**** Records
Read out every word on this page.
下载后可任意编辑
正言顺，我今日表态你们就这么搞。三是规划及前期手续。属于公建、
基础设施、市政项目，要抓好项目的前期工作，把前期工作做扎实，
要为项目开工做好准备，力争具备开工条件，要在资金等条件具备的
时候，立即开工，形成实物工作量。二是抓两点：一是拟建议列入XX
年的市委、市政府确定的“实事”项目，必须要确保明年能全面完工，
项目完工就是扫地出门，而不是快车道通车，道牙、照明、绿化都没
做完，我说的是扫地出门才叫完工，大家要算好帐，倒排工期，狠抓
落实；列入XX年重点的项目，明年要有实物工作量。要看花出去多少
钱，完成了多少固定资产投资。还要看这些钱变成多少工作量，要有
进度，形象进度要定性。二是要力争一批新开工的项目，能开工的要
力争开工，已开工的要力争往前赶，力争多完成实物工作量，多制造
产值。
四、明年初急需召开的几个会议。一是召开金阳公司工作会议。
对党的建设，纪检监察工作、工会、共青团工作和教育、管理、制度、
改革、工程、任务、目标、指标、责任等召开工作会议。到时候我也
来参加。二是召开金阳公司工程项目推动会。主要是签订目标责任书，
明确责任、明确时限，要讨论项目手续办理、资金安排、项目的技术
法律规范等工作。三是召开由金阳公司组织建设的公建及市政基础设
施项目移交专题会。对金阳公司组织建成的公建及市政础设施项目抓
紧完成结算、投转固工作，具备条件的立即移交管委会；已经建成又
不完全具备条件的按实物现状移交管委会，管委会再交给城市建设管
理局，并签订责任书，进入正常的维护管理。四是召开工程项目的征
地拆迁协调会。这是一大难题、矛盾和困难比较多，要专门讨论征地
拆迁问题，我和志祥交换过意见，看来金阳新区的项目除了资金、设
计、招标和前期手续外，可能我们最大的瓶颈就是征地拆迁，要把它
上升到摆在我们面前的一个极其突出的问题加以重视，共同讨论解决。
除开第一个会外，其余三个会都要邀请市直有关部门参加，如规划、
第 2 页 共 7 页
********
*Task brief:*
Retype all of the material above with every character intact.

*Expected answer:*
Read out every word on this page.
下载后可任意编辑
正言顺，我今日表态你们就这么搞。三是规划及前期手续。属于公建、
基础设施、市政项目，要抓好项目的前期工作，把前期工作做扎实，
要为项目开工做好准备，力争具备开工条件，要在资金等条件具备的
时候，立即开工，形成实物工作量。二是抓两点：一是拟建议列入XX
年的市委、市政府确定的“实事”项目，必须要确保明年能全面完工，
项目完工就是扫地出门，而不是快车道通车，道牙、照明、绿化都没
做完，我说的是扫地出门才叫完工，大家要算好帐，倒排工期，狠抓
落实；列入XX年重点的项目，明年要有实物工作量。要看花出去多少
钱，完成了多少固定资产投资。还要看这些钱变成多少工作量，要有
进度，形象进度要定性。二是要力争一批新开工的项目，能开工的要
力争开工，已开工的要力争往前赶，力争多完成实物工作量，多制造
产值。
四、明年初急需召开的几个会议。一是召开金阳公司工作会议。
对党的建设，纪检监察工作、工会、共青团工作和教育、管理、制度、
改革、工程、任务、目标、指标、责任等召开工作会议。到时候我也
来参加。二是召开金阳公司工程项目推动会。主要是签订目标责任书，
明确责任、明确时限，要讨论项目手续办理、资金安排、项目的技术
法律规范等工作。三是召开由金阳公司组织建设的公建及市政基础设
施项目移交专题会。对金阳公司组织建成的公建及市政础设施项目抓
紧完成结算、投转固工作，具备条件的立即移交管委会；已经建成又
不完全具备条件的按实物现状移交管委会，管委会再交给城市建设管
理局，并签订责任书，进入正常的维护管理。四是召开工程项目的征
地拆迁协调会。这是一大难题、矛盾和困难比较多，要专门讨论征地
拆迁问题，我和志祥交换过意见，看来金阳新区的项目除了资金、设
计、招标和前期手续外，可能我们最大的瓶颈就是征地拆迁，要把它
上升到摆在我们面前的一个极其突出的问题加以重视，共同讨论解决。
除开第一个会外，其余三个会都要邀请市直有关部门参加，如规划、
第 2 页 共 7 页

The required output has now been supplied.